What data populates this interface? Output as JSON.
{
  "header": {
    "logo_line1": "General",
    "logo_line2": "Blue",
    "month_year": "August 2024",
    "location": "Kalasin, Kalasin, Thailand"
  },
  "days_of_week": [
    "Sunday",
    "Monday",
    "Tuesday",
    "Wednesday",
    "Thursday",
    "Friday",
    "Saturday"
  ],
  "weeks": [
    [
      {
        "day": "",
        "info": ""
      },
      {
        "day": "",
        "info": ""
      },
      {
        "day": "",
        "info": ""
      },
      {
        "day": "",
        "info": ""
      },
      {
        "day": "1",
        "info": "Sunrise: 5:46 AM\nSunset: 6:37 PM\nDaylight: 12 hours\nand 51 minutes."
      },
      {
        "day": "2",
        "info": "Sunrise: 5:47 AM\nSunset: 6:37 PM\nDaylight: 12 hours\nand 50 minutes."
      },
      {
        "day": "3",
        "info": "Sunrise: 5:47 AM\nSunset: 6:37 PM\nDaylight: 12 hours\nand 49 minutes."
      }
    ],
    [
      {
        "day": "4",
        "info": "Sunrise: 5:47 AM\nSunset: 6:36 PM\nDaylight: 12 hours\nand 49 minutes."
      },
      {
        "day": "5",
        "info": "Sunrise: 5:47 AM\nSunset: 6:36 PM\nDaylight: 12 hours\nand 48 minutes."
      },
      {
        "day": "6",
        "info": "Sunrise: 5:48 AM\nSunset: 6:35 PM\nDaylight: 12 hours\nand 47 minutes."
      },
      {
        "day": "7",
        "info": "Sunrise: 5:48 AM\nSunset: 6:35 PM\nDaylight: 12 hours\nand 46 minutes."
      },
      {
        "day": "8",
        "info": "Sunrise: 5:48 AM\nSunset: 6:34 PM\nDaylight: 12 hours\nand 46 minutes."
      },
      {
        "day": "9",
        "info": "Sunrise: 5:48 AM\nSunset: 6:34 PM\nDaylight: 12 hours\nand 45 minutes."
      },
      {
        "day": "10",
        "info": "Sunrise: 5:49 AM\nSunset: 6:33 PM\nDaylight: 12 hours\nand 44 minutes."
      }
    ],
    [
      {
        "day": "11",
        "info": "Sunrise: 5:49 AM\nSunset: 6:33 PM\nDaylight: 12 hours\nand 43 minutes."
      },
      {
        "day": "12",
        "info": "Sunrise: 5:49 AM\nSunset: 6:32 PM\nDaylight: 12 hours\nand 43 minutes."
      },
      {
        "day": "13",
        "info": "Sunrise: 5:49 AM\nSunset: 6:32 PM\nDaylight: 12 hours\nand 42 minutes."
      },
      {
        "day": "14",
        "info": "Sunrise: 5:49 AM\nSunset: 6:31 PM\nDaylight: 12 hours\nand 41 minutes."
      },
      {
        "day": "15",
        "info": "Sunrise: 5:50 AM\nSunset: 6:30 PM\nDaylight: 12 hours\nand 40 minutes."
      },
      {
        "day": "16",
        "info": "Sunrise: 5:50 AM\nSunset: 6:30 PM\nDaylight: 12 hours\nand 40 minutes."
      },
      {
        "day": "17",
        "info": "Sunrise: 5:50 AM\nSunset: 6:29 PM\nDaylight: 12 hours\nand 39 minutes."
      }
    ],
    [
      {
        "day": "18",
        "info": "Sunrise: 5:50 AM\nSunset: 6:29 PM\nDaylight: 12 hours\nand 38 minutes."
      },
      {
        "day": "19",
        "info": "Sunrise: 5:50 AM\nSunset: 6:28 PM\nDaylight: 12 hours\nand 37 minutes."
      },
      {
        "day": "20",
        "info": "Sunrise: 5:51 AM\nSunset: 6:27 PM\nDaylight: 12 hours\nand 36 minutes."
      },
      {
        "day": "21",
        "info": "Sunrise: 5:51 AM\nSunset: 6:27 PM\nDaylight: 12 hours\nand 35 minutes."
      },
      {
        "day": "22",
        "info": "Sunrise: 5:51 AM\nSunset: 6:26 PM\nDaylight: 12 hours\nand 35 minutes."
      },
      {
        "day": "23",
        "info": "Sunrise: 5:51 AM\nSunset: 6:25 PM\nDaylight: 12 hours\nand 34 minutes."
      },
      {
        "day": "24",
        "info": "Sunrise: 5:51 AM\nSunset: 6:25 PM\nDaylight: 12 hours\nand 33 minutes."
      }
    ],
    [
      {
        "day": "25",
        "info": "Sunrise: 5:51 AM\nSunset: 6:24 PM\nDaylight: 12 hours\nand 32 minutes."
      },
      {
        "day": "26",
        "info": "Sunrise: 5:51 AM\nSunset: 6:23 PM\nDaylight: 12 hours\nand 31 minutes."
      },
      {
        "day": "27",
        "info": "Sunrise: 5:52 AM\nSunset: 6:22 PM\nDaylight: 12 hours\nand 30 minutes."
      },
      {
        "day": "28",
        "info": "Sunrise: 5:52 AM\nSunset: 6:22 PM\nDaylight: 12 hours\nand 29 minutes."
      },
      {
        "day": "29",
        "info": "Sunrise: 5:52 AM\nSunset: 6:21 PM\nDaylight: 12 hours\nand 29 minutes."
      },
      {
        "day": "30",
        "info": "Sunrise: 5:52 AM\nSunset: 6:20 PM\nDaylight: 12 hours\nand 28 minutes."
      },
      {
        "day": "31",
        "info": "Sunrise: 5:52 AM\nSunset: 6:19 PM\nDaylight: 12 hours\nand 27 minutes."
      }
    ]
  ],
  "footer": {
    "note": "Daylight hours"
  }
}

§ AIM
Repeat every entry exactly as written above.

§ FINAL RESULT
What data populates this interface? Output as JSON.
{
  "header": {
    "logo_line1": "General",
    "logo_line2": "Blue",
    "month_year": "August 2024",
    "location": "Kalasin, Kalasin, Thailand"
  },
  "days_of_week": [
    "Sunday",
    "Monday",
    "Tuesday",
    "Wednesday",
    "Thursday",
    "Friday",
    "Saturday"
  ],
  "weeks": [
    [
      {
        "day": "",
        "info": ""
      },
      {
        "day": "",
        "info": ""
      },
      {
        "day": "",
        "info": ""
      },
      {
        "day": "",
        "info": ""
      },
      {
        "day": "1",
        "info": "Sunrise: 5:46 AM\nSunset: 6:37 PM\nDaylight: 12 hours\nand 51 minutes."
      },
      {
        "day": "2",
        "info": "Sunrise: 5:47 AM\nSunset: 6:37 PM\nDaylight: 12 hours\nand 50 minutes."
      },
      {
        "day": "3",
        "info": "Sunrise: 5:47 AM\nSunset: 6:37 PM\nDaylight: 12 hours\nand 49 minutes."
      }
    ],
    [
      {
        "day": "4",
        "info": "Sunrise: 5:47 AM\nSunset: 6:36 PM\nDaylight: 12 hours\nand 49 minutes."
      },
      {
        "day": "5",
        "info": "Sunrise: 5:47 AM\nSunset: 6:36 PM\nDaylight: 12 hours\nand 48 minutes."
      },
      {
        "day": "6",
        "info": "Sunrise: 5:48 AM\nSunset: 6:35 PM\nDaylight: 12 hours\nand 47 minutes."
      },
      {
        "day": "7",
        "info": "Sunrise: 5:48 AM\nSunset: 6:35 PM\nDaylight: 12 hours\nand 46 minutes."
      },
      {
        "day": "8",
        "info": "Sunrise: 5:48 AM\nSunset: 6:34 PM\nDaylight: 12 hours\nand 46 minutes."
      },
      {
        "day": "9",
        "info": "Sunrise: 5:48 AM\nSunset: 6:34 PM\nDaylight: 12 hours\nand 45 minutes."
      },
      {
        "day": "10",
        "info": "Sunrise: 5:49 AM\nSunset: 6:33 PM\nDaylight: 12 hours\nand 44 minutes."
      }
    ],
    [
      {
        "day": "11",
        "info": "Sunrise: 5:49 AM\nSunset: 6:33 PM\nDaylight: 12 hours\nand 43 minutes."
      },
      {
        "day": "12",
        "info": "Sunrise: 5:49 AM\nSunset: 6:32 PM\nDaylight: 12 hours\nand 43 minutes."
      },
      {
        "day": "13",
        "info": "Sunrise: 5:49 AM\nSunset: 6:32 PM\nDaylight: 12 hours\nand 42 minutes."
      },
      {
        "day": "14",
        "info": "Sunrise: 5:49 AM\nSunset: 6:31 PM\nDaylight: 12 hours\nand 41 minutes."
      },
      {
        "day": "15",
        "info": "Sunrise: 5:50 AM\nSunset: 6:30 PM\nDaylight: 12 hours\nand 40 minutes."
      },
      {
        "day": "16",
        "info": "Sunrise: 5:50 AM\nSunset: 6:30 PM\nDaylight: 12 hours\nand 40 minutes."
      },
      {
        "day": "17",
        "info": "Sunrise: 5:50 AM\nSunset: 6:29 PM\nDaylight: 12 hours\nand 39 minutes."
      }
    ],
    [
      {
        "day": "18",
        "info": "Sunrise: 5:50 AM\nSunset: 6:29 PM\nDaylight: 12 hours\nand 38 minutes."
      },
      {
        "day": "19",
        "info": "Sunrise: 5:50 AM\nSunset: 6:28 PM\nDaylight: 12 hours\nand 37 minutes."
      },
      {
        "day": "20",
        "info": "Sunrise: 5:51 AM\nSunset: 6:27 PM\nDaylight: 12 hours\nand 36 minutes."
      },
      {
        "day": "21",
        "info": "Sunrise: 5:51 AM\nSunset: 6:27 PM\nDaylight: 12 hours\nand 35 minutes."
      },
      {
        "day": "22",
        "info": "Sunrise: 5:51 AM\nSunset: 6:26 PM\nDaylight: 12 hours\nand 35 minutes."
      },
      {
        "day": "23",
        "info": "Sunrise: 5:51 AM\nSunset: 6:25 PM\nDaylight: 12 hours\nand 34 minutes."
      },
      {
        "day": "24",
        "info": "Sunrise: 5:51 AM\nSunset: 6:25 PM\nDaylight: 12 hours\nand 33 minutes."
      }
    ],
    [
      {
        "day": "25",
        "info": "Sunrise: 5:51 AM\nSunset: 6:24 PM\nDaylight: 12 hours\nand 32 minutes."
      },
      {
        "day": "26",
        "info": "Sunrise: 5:51 AM\nSunset: 6:23 PM\nDaylight: 12 hours\nand 31 minutes."
      },
      {
        "day": "27",
        "info": "Sunrise: 5:52 AM\nSunset: 6:22 PM\nDaylight: 12 hours\nand 30 minutes."
      },
      {
        "day": "28",
        "info": "Sunrise: 5:52 AM\nSunset: 6:22 PM\nDaylight: 12 hours\nand 29 minutes."
      },
      {
        "day": "29",
        "info": "Sunrise: 5:52 AM\nSunset: 6:21 PM\nDaylight: 12 hours\nand 29 minutes."
      },
      {
        "day": "30",
        "info": "Sunrise: 5:52 AM\nSunset: 6:20 PM\nDaylight: 12 hours\nand 28 minutes."
      },
      {
        "day": "31",
        "info": "Sunrise: 5:52 AM\nSunset: 6:19 PM\nDaylight: 12 hours\nand 27 minutes."
      }
    ]
  ],
  "footer": {
    "note": "Daylight hours"
  }
}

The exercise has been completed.